◆ **Given instruction**: Scan the records and identify every line in which the string "structured" occurs, then return those lines.
"""
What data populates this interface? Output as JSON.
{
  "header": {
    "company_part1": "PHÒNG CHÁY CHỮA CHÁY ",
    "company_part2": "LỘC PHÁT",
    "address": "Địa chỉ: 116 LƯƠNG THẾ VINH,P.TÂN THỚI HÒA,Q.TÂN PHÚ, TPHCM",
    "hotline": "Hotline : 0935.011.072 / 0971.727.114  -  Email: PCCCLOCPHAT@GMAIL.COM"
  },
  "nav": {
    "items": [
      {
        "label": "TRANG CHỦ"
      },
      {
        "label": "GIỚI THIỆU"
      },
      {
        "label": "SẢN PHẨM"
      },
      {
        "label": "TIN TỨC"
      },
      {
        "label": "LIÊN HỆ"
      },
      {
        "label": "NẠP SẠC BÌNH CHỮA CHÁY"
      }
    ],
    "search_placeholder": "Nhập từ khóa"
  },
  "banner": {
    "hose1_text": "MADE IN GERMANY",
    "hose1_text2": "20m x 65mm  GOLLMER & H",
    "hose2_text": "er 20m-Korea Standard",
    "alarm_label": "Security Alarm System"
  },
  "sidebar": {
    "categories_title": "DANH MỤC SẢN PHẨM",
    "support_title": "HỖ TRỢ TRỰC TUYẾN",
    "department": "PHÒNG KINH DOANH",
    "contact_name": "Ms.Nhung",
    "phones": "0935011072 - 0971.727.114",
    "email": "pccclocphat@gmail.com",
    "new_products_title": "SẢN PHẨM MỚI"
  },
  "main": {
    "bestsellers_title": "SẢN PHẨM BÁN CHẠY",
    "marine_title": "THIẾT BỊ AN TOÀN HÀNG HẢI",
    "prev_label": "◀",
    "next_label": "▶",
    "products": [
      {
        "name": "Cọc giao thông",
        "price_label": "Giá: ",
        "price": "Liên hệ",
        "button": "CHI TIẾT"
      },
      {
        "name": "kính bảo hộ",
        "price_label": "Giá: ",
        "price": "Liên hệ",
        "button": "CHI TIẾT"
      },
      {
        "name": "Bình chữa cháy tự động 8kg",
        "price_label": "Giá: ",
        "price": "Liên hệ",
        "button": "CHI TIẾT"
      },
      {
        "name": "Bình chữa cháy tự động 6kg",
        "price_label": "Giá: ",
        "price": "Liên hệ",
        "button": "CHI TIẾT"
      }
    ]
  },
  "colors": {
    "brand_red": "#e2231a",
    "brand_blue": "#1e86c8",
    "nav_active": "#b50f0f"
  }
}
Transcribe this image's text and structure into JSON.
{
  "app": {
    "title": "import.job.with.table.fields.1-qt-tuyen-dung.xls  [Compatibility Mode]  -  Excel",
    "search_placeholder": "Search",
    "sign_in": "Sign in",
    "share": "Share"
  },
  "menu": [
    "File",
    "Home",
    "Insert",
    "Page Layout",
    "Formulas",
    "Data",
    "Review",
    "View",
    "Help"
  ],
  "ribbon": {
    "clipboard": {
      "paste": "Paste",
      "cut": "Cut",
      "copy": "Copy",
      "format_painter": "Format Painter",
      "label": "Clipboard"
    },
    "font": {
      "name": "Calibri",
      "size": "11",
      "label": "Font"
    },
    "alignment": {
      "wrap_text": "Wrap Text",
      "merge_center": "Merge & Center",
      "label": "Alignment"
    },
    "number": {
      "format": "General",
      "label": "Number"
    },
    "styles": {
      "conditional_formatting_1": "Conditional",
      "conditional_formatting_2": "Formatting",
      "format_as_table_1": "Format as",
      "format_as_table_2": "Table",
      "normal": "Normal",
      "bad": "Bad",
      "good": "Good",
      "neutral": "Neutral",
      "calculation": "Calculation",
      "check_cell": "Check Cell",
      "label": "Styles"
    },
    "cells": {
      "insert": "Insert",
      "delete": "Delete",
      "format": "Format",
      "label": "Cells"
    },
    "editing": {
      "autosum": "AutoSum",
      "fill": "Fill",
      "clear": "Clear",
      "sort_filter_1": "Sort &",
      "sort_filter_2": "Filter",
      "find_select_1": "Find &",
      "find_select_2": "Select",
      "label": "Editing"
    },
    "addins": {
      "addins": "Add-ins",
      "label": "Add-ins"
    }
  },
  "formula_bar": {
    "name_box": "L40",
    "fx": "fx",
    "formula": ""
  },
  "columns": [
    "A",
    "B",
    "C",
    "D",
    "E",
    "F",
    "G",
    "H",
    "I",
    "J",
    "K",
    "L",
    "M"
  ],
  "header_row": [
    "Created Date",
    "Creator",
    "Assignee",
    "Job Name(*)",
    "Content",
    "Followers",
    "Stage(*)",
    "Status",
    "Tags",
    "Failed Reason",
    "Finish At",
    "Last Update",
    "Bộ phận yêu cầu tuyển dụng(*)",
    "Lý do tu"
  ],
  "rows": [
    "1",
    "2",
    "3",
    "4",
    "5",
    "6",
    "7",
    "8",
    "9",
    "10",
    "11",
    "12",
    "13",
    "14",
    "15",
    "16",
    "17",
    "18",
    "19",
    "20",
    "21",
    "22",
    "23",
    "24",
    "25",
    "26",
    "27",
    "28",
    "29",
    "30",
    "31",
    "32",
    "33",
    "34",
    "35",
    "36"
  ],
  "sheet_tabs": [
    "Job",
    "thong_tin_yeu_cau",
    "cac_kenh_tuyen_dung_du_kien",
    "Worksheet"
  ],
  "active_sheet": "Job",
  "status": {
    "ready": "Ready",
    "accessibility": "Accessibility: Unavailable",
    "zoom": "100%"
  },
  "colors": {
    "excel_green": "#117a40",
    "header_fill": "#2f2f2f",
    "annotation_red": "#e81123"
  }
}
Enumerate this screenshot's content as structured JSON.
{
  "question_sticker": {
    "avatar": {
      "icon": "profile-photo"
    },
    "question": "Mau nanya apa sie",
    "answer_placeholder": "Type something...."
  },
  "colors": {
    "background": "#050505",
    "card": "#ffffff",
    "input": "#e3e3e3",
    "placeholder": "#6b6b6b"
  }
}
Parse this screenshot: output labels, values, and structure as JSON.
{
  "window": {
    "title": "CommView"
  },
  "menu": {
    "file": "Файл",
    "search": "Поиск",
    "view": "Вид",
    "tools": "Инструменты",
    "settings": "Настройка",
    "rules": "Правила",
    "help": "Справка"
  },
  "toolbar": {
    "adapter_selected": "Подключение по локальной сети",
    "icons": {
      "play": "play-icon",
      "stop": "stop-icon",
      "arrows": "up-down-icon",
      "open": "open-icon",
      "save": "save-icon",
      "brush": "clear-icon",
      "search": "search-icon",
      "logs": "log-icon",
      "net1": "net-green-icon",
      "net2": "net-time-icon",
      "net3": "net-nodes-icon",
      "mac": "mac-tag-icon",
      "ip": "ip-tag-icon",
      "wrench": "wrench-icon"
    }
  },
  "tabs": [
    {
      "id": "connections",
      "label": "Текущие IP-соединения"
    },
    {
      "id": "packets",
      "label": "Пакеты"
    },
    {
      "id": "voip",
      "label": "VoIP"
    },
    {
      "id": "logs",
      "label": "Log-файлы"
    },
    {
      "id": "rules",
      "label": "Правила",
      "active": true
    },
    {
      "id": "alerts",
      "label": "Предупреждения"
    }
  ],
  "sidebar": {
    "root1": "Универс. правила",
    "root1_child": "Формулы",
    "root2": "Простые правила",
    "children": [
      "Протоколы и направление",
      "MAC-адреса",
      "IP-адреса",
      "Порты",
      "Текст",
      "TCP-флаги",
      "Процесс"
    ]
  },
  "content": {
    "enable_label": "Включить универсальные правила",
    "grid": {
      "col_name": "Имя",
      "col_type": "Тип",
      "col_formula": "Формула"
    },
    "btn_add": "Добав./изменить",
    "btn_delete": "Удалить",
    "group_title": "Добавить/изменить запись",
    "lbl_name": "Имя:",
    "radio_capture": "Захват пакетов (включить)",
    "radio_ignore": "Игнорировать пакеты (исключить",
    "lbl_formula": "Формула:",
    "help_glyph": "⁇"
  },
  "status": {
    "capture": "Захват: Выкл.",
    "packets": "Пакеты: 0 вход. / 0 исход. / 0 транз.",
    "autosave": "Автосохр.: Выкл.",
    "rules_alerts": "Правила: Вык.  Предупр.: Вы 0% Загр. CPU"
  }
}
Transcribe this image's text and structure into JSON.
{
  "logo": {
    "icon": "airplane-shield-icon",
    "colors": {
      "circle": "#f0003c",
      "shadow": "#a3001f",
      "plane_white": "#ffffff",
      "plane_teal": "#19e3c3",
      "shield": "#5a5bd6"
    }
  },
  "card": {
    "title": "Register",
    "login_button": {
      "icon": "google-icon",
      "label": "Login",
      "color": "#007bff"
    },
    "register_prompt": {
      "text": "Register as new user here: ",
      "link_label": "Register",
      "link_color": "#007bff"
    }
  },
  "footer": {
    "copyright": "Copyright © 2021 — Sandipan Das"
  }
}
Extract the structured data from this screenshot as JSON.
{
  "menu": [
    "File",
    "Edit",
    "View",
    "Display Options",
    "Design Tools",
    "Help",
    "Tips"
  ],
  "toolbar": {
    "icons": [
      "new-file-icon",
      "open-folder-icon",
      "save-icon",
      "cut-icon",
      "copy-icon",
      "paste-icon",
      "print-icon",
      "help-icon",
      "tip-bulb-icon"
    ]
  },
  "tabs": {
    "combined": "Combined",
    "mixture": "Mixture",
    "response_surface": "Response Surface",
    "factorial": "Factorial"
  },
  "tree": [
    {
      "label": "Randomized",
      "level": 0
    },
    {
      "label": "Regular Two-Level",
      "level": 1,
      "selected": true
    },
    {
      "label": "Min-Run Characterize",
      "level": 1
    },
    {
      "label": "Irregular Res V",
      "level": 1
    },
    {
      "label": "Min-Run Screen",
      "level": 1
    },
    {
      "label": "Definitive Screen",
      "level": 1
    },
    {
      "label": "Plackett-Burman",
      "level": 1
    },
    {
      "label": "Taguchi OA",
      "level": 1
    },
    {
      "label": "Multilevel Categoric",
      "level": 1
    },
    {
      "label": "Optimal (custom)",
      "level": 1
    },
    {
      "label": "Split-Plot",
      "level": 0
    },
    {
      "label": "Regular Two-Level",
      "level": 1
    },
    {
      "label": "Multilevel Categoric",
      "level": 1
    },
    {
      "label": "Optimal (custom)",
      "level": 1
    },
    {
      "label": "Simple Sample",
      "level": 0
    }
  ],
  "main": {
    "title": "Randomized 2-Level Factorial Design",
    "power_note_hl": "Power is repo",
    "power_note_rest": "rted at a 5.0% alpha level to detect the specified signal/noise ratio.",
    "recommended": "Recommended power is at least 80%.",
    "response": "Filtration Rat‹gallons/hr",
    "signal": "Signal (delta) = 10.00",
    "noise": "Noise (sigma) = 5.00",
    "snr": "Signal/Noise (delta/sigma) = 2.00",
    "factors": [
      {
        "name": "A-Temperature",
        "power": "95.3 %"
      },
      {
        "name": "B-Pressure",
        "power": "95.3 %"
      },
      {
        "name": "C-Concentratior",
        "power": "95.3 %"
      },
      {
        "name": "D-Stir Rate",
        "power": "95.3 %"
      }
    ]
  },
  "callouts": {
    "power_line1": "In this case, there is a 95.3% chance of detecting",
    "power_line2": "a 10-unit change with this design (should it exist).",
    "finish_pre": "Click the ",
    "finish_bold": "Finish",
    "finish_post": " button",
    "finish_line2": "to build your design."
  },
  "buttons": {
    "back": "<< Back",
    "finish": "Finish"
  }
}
"""
◆ **Task solution**:
Enumerate this screenshot's content as structured JSON.
Extract the structured data from this screenshot as JSON.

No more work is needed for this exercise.